Task: Take every line where the string "cleft" appears and copy it.

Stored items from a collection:
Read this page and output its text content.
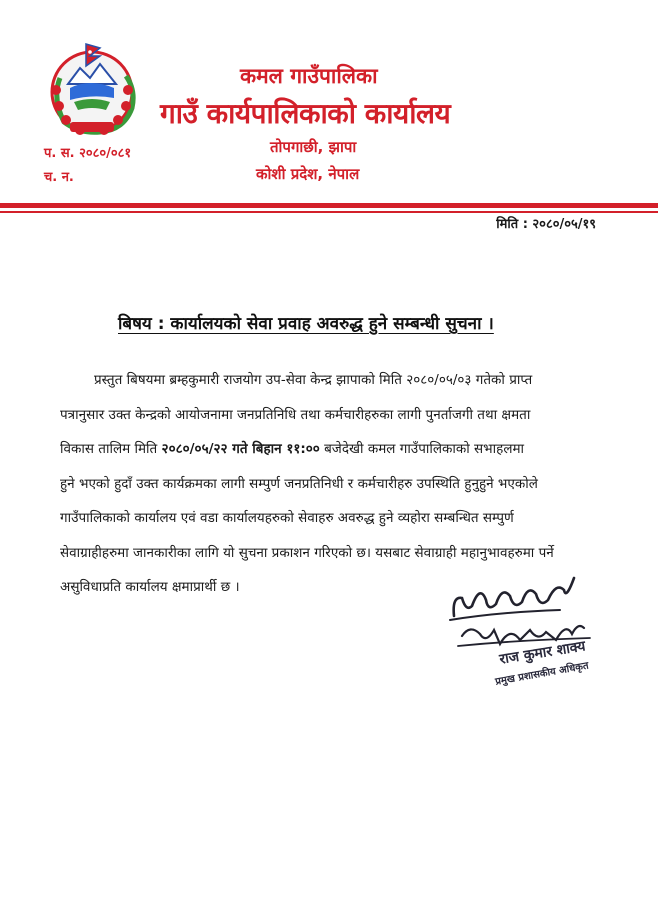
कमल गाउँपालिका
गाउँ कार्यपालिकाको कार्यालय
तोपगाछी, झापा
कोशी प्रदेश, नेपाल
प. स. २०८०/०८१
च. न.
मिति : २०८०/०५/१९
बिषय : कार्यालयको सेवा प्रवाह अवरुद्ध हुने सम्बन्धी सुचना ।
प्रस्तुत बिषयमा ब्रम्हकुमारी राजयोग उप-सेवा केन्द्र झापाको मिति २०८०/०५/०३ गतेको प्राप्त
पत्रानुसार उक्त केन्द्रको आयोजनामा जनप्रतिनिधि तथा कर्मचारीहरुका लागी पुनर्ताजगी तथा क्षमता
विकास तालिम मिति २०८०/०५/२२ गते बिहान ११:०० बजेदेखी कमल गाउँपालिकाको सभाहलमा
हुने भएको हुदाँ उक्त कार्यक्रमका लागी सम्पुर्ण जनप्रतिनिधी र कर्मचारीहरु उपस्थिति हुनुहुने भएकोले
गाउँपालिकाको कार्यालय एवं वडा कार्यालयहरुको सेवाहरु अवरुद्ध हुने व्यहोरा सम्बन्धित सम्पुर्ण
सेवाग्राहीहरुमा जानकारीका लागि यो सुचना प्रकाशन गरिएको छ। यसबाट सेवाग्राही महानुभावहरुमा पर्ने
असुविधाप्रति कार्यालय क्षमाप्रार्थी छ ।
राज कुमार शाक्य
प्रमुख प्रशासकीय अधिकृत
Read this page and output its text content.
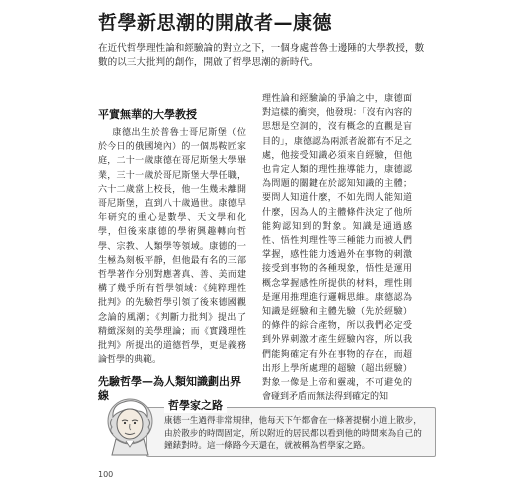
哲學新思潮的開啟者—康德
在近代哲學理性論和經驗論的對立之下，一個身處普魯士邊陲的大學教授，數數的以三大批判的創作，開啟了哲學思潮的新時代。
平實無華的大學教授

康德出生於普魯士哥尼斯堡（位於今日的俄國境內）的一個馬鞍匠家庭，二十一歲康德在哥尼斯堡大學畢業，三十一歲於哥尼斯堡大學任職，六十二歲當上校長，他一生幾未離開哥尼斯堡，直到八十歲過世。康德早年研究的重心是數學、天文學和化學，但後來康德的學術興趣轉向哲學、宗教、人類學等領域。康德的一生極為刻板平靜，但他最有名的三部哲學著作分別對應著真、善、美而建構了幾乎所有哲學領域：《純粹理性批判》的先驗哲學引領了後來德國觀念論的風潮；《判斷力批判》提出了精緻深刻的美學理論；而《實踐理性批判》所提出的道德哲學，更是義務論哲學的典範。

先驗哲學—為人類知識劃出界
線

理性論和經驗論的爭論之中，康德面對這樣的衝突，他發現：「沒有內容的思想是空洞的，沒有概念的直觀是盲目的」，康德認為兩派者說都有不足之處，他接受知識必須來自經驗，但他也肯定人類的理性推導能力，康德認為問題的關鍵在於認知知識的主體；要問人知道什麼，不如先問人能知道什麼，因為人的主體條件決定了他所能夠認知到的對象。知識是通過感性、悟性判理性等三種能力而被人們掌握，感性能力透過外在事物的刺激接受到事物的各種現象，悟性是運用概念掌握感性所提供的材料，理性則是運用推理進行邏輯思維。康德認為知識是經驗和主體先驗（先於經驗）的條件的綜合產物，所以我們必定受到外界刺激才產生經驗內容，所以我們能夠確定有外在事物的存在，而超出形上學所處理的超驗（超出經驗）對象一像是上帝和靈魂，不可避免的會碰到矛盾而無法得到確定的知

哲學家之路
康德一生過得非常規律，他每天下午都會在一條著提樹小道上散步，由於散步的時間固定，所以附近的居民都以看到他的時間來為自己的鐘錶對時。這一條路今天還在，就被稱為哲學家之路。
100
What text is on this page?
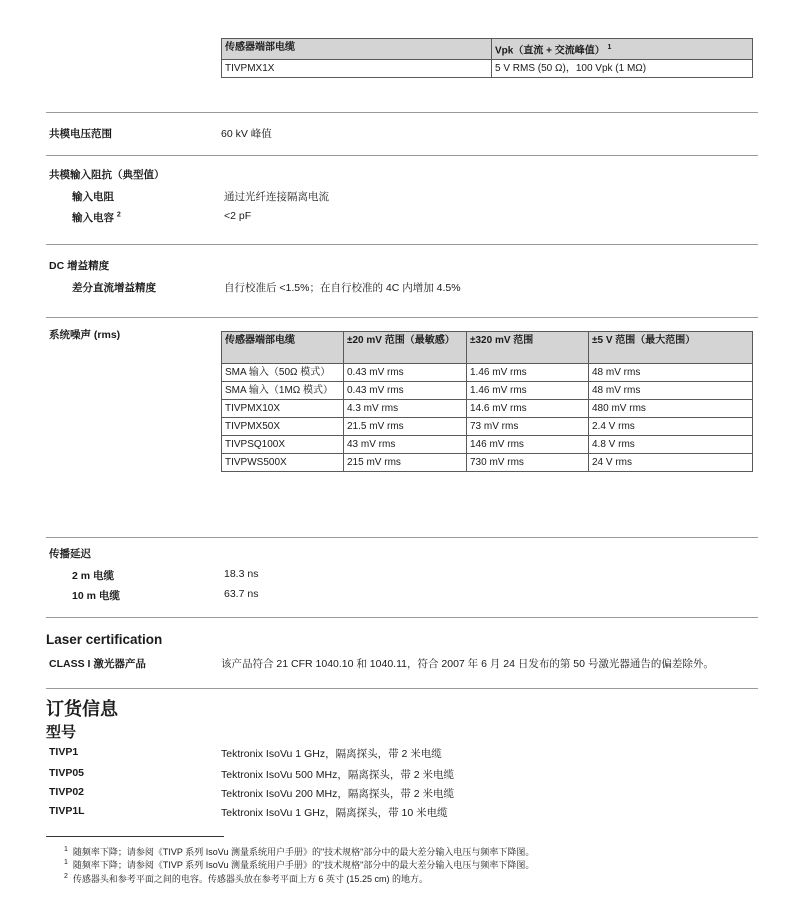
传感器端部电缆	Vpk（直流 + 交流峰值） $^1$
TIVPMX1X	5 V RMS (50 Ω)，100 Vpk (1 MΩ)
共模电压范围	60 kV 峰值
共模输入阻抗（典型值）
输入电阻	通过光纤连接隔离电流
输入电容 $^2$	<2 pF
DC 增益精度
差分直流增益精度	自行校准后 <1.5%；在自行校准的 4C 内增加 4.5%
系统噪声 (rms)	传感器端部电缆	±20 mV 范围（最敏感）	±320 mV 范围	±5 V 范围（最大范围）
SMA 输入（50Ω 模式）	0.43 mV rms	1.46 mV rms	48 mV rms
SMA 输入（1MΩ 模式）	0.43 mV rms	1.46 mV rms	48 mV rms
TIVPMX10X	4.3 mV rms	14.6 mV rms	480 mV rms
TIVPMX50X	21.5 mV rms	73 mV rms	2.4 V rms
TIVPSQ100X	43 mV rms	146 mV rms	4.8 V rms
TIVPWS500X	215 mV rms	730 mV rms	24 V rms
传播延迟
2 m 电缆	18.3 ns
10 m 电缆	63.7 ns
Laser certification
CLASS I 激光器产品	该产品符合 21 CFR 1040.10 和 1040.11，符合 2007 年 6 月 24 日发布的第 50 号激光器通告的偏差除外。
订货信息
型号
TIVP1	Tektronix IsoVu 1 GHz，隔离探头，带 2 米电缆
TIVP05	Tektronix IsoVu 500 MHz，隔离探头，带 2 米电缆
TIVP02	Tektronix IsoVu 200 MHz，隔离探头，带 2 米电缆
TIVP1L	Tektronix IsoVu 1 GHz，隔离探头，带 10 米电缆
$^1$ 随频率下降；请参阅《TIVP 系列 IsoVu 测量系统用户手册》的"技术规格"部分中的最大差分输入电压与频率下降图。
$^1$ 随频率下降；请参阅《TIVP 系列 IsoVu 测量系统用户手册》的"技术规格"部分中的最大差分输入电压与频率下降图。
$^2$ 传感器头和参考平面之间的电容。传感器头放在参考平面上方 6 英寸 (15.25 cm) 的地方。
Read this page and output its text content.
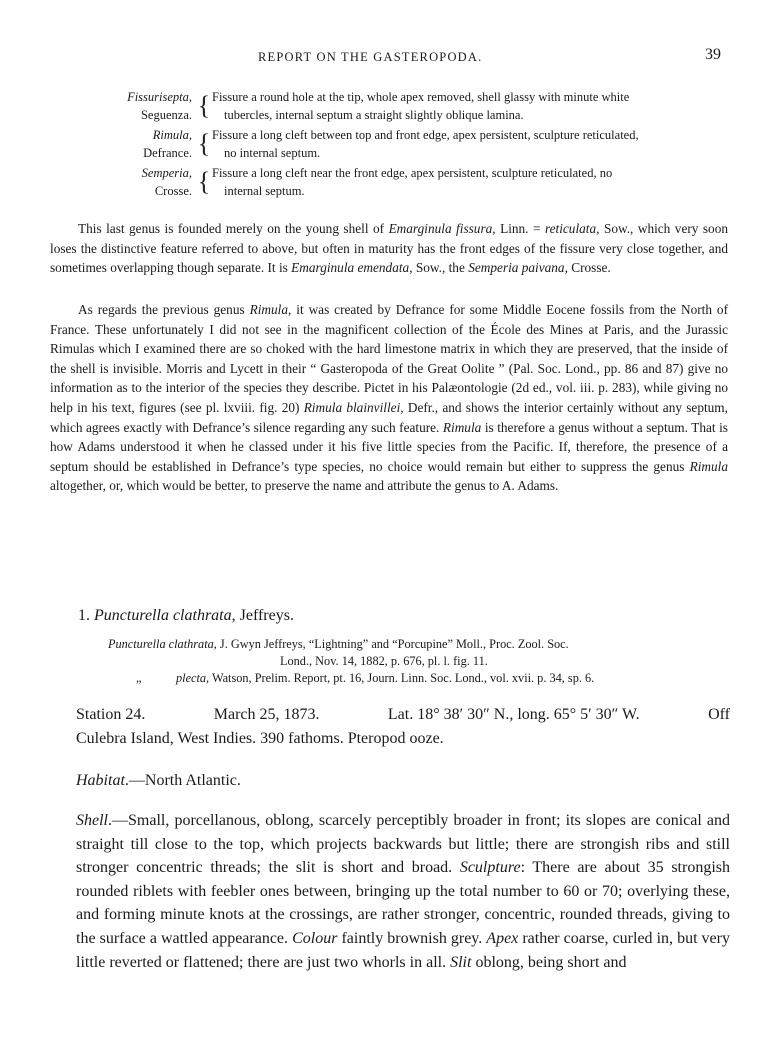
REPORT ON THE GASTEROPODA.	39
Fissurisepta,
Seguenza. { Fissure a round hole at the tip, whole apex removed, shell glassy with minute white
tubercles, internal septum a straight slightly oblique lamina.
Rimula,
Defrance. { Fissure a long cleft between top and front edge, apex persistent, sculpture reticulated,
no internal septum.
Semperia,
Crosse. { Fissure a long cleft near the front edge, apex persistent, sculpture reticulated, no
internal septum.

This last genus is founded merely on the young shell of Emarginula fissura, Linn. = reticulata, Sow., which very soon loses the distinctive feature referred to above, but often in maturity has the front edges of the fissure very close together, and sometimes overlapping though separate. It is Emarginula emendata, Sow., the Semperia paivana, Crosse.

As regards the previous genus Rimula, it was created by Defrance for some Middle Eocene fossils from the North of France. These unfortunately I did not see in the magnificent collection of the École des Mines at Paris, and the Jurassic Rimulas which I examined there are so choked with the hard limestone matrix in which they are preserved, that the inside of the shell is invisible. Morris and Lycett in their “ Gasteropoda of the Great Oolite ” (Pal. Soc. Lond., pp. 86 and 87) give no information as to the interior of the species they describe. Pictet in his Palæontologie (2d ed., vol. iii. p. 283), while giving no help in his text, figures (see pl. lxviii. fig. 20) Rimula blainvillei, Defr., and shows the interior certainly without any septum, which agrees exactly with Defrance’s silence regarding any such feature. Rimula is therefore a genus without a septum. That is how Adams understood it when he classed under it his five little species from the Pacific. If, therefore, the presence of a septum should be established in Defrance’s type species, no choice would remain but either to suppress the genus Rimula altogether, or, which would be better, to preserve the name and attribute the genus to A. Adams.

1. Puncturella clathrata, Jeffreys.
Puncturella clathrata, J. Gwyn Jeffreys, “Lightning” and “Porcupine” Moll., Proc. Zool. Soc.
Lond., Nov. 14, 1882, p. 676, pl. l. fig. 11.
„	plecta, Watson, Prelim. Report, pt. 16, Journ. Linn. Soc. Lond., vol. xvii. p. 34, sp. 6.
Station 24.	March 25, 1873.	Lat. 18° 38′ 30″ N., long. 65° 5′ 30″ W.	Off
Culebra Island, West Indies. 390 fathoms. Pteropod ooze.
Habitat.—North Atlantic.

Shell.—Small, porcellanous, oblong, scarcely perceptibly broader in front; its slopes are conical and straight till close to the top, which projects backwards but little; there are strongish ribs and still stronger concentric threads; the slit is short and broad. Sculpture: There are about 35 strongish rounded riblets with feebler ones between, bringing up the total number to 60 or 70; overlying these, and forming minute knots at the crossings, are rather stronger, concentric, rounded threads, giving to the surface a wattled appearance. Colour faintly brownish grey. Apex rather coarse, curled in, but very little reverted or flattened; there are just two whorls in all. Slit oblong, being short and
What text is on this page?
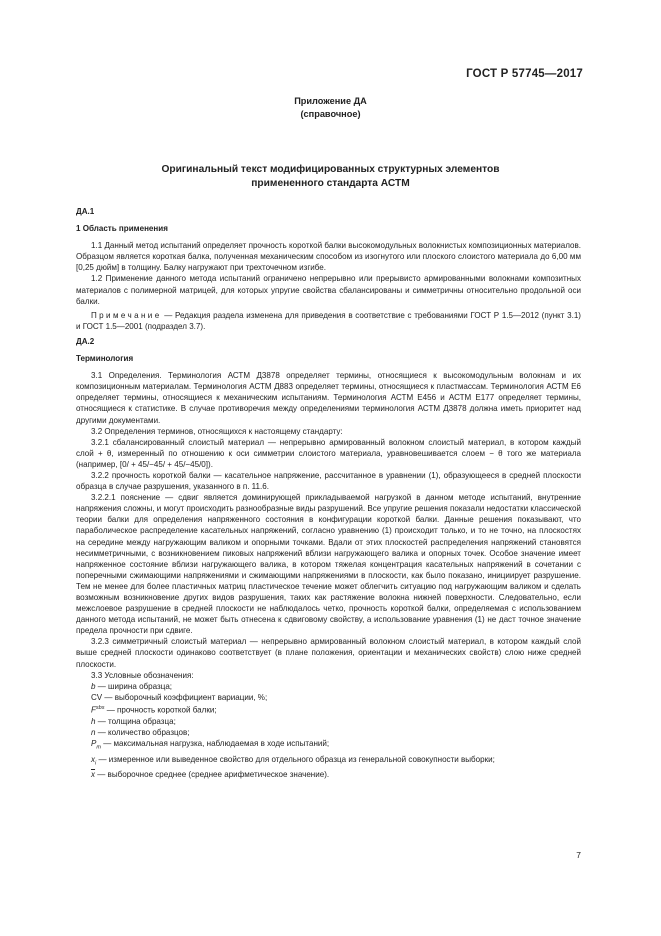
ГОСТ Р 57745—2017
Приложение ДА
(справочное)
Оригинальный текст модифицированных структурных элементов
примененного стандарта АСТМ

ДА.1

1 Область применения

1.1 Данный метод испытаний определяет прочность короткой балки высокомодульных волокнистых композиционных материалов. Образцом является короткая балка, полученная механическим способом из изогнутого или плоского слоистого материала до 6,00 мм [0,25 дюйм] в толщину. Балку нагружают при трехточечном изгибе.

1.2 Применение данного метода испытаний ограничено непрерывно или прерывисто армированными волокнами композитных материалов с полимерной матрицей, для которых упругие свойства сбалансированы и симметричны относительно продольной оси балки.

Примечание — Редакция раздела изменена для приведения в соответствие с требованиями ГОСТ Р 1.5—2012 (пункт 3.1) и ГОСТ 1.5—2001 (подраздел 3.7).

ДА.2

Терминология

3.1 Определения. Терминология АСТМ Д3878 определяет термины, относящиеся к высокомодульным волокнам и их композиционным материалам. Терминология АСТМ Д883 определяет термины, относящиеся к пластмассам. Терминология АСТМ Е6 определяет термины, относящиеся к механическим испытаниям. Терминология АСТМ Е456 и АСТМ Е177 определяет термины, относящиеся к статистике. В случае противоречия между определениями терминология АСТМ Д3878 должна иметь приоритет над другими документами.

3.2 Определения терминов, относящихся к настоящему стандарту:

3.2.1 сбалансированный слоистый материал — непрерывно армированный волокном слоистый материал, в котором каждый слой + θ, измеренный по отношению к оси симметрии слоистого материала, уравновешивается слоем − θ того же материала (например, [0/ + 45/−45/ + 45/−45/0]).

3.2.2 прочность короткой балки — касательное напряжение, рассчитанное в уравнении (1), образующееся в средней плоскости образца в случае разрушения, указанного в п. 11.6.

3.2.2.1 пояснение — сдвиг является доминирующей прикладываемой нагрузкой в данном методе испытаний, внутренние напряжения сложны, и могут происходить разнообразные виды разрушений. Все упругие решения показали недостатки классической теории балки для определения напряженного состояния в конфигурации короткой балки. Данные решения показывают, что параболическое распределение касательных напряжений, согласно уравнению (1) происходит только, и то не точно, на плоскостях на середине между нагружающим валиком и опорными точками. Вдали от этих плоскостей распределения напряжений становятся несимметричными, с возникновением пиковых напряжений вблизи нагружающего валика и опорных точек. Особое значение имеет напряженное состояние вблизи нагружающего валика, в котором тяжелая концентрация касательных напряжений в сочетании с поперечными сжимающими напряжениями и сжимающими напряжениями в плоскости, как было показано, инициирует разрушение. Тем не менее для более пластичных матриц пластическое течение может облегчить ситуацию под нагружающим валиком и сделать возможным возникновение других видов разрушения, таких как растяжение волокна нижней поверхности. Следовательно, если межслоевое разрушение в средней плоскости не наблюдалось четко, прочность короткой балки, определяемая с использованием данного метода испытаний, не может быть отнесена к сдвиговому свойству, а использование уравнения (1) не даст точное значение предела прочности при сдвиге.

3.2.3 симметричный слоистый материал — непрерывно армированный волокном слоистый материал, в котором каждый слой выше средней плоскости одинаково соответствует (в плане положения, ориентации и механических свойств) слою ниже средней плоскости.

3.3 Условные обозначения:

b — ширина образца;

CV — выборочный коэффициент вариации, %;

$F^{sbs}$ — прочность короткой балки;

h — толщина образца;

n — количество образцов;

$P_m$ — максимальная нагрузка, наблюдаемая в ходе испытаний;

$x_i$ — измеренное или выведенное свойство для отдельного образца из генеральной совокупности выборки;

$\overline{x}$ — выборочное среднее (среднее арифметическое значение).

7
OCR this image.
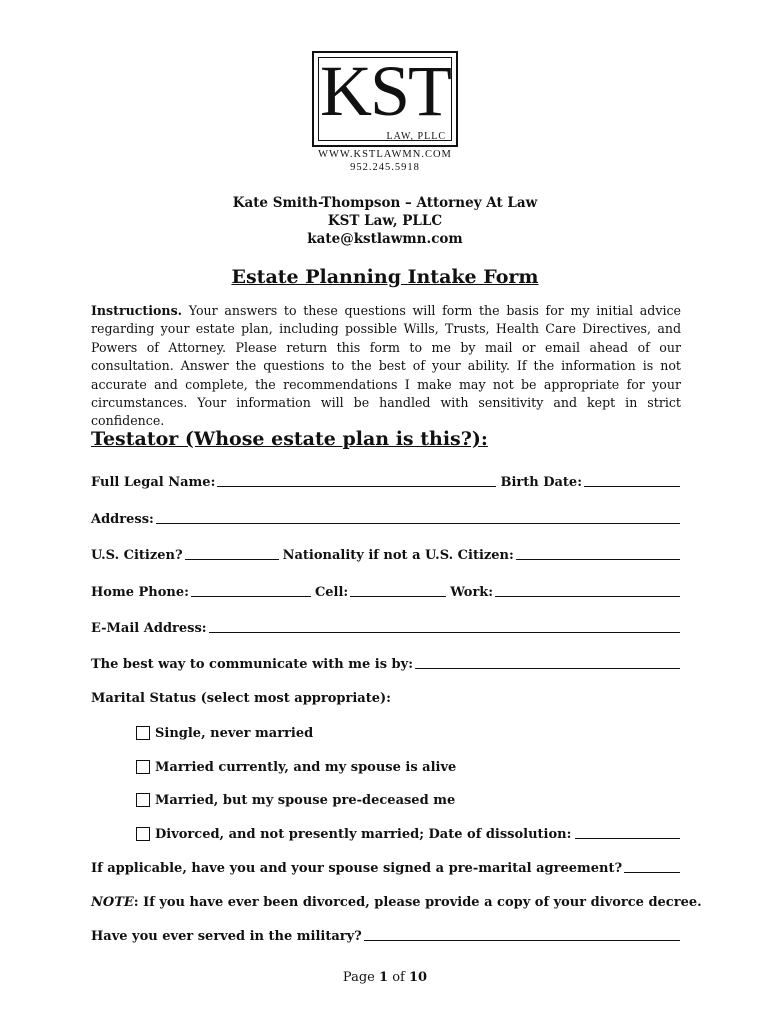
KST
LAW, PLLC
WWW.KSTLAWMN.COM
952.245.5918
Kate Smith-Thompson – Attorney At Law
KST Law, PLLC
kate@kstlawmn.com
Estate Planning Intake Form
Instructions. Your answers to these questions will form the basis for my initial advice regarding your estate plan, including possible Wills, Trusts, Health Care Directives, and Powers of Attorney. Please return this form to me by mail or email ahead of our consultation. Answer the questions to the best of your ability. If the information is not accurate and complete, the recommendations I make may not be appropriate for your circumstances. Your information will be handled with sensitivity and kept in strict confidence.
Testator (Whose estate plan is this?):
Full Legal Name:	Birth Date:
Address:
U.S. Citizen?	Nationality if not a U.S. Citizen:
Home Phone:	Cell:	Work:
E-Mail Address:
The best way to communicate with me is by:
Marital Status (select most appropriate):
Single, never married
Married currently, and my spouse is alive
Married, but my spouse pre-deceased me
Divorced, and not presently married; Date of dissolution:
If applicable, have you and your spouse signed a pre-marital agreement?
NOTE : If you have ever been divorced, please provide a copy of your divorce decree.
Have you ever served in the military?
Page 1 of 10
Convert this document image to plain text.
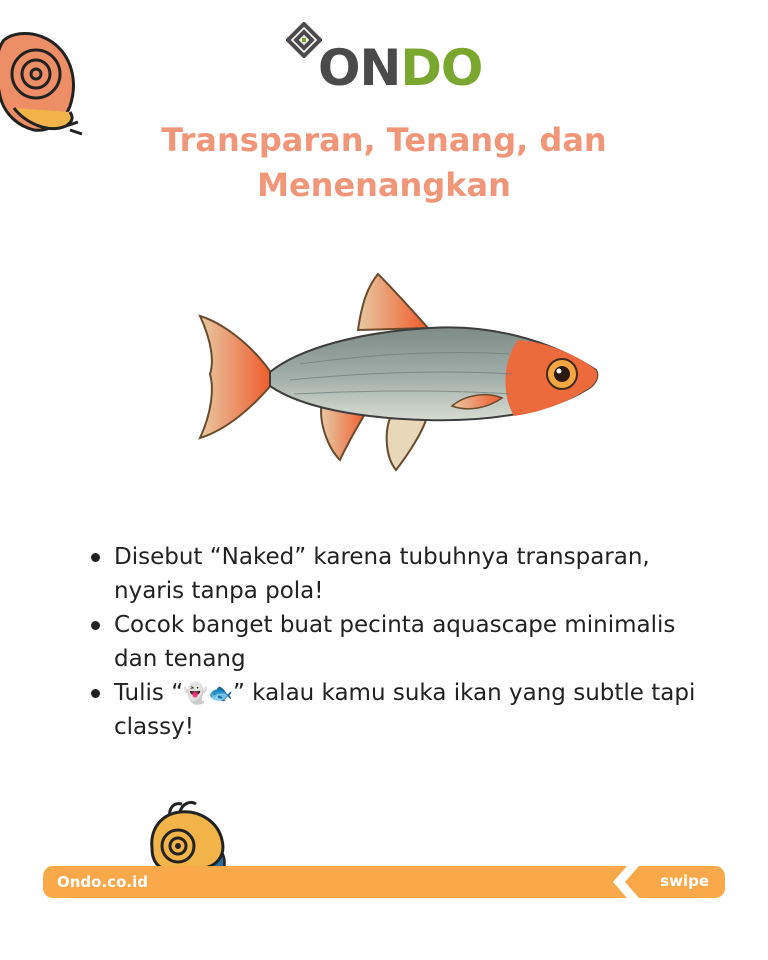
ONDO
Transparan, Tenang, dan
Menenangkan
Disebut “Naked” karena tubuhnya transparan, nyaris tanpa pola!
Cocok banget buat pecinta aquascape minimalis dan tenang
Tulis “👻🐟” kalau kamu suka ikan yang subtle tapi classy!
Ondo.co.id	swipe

In response:
Defrance. { Fissure a long cleft between top and front edge, apex persistent, sculpture reticulated,
Crosse. { Fissure a long cleft near the front edge, apex persistent, sculpture reticulated, no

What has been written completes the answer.